*Data listing*:
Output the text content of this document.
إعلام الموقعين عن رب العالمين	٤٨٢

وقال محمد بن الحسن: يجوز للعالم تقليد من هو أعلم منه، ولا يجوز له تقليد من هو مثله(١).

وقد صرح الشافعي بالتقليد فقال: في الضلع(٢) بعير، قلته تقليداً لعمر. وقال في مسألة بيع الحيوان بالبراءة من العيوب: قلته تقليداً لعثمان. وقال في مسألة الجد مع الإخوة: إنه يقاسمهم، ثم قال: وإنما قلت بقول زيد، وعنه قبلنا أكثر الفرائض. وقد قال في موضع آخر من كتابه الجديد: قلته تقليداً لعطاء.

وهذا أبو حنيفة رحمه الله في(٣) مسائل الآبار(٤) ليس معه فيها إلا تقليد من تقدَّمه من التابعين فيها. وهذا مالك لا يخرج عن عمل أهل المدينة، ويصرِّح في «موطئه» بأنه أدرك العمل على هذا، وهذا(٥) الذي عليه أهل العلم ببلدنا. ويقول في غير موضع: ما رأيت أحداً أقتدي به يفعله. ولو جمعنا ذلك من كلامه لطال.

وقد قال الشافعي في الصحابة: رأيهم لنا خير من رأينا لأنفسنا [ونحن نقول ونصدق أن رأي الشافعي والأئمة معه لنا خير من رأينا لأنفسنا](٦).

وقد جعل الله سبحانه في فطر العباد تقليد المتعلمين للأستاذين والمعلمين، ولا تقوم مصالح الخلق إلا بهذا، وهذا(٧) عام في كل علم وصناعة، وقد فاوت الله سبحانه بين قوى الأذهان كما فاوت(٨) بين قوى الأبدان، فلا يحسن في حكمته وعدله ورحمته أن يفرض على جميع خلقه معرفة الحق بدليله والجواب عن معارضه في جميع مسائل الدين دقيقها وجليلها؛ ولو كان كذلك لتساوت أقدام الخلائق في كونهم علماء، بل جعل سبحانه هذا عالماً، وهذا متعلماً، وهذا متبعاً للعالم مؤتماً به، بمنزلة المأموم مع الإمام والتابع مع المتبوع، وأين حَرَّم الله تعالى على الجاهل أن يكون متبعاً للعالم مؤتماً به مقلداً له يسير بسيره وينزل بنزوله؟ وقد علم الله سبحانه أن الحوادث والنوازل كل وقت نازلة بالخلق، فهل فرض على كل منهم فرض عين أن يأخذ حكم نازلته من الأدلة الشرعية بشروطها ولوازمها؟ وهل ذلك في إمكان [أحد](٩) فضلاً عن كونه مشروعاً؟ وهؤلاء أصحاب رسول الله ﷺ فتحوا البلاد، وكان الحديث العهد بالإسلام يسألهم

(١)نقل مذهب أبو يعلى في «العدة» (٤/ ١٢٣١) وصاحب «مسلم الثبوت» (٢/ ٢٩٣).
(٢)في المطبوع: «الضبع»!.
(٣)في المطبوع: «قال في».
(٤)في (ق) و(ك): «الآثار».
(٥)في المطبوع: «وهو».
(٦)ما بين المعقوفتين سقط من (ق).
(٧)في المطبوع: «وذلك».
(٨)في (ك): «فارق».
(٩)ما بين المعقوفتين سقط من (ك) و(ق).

*Aim of the exercise*:
Each line above must be printed exactly as it appears.

*Written answer*:
Output the text content of this document.
إعلام الموقعين عن رب العالمين	٤٨٢

وقال محمد بن الحسن: يجوز للعالم تقليد من هو أعلم منه، ولا يجوز له تقليد من هو مثله(١).

وقد صرح الشافعي بالتقليد فقال: في الضلع(٢) بعير، قلته تقليداً لعمر. وقال في مسألة بيع الحيوان بالبراءة من العيوب: قلته تقليداً لعثمان. وقال في مسألة الجد مع الإخوة: إنه يقاسمهم، ثم قال: وإنما قلت بقول زيد، وعنه قبلنا أكثر الفرائض. وقد قال في موضع آخر من كتابه الجديد: قلته تقليداً لعطاء.

وهذا أبو حنيفة رحمه الله في(٣) مسائل الآبار(٤) ليس معه فيها إلا تقليد من تقدَّمه من التابعين فيها. وهذا مالك لا يخرج عن عمل أهل المدينة، ويصرِّح في «موطئه» بأنه أدرك العمل على هذا، وهذا(٥) الذي عليه أهل العلم ببلدنا. ويقول في غير موضع: ما رأيت أحداً أقتدي به يفعله. ولو جمعنا ذلك من كلامه لطال.

وقد قال الشافعي في الصحابة: رأيهم لنا خير من رأينا لأنفسنا [ونحن نقول ونصدق أن رأي الشافعي والأئمة معه لنا خير من رأينا لأنفسنا](٦).

وقد جعل الله سبحانه في فطر العباد تقليد المتعلمين للأستاذين والمعلمين، ولا تقوم مصالح الخلق إلا بهذا، وهذا(٧) عام في كل علم وصناعة، وقد فاوت الله سبحانه بين قوى الأذهان كما فاوت(٨) بين قوى الأبدان، فلا يحسن في حكمته وعدله ورحمته أن يفرض على جميع خلقه معرفة الحق بدليله والجواب عن معارضه في جميع مسائل الدين دقيقها وجليلها؛ ولو كان كذلك لتساوت أقدام الخلائق في كونهم علماء، بل جعل سبحانه هذا عالماً، وهذا متعلماً، وهذا متبعاً للعالم مؤتماً به، بمنزلة المأموم مع الإمام والتابع مع المتبوع، وأين حَرَّم الله تعالى على الجاهل أن يكون متبعاً للعالم مؤتماً به مقلداً له يسير بسيره وينزل بنزوله؟ وقد علم الله سبحانه أن الحوادث والنوازل كل وقت نازلة بالخلق، فهل فرض على كل منهم فرض عين أن يأخذ حكم نازلته من الأدلة الشرعية بشروطها ولوازمها؟ وهل ذلك في إمكان [أحد](٩) فضلاً عن كونه مشروعاً؟ وهؤلاء أصحاب رسول الله ﷺ فتحوا البلاد، وكان الحديث العهد بالإسلام يسألهم

(١)نقل مذهب أبو يعلى في «العدة» (٤/ ١٢٣١) وصاحب «مسلم الثبوت» (٢/ ٢٩٣).
(٢)في المطبوع: «الضبع»!.
(٣)في المطبوع: «قال في».
(٤)في (ق) و(ك): «الآثار».
(٥)في المطبوع: «وهو».
(٦)ما بين المعقوفتين سقط من (ق).
(٧)في المطبوع: «وذلك».
(٨)في (ك): «فارق».
(٩)ما بين المعقوفتين سقط من (ك) و(ق).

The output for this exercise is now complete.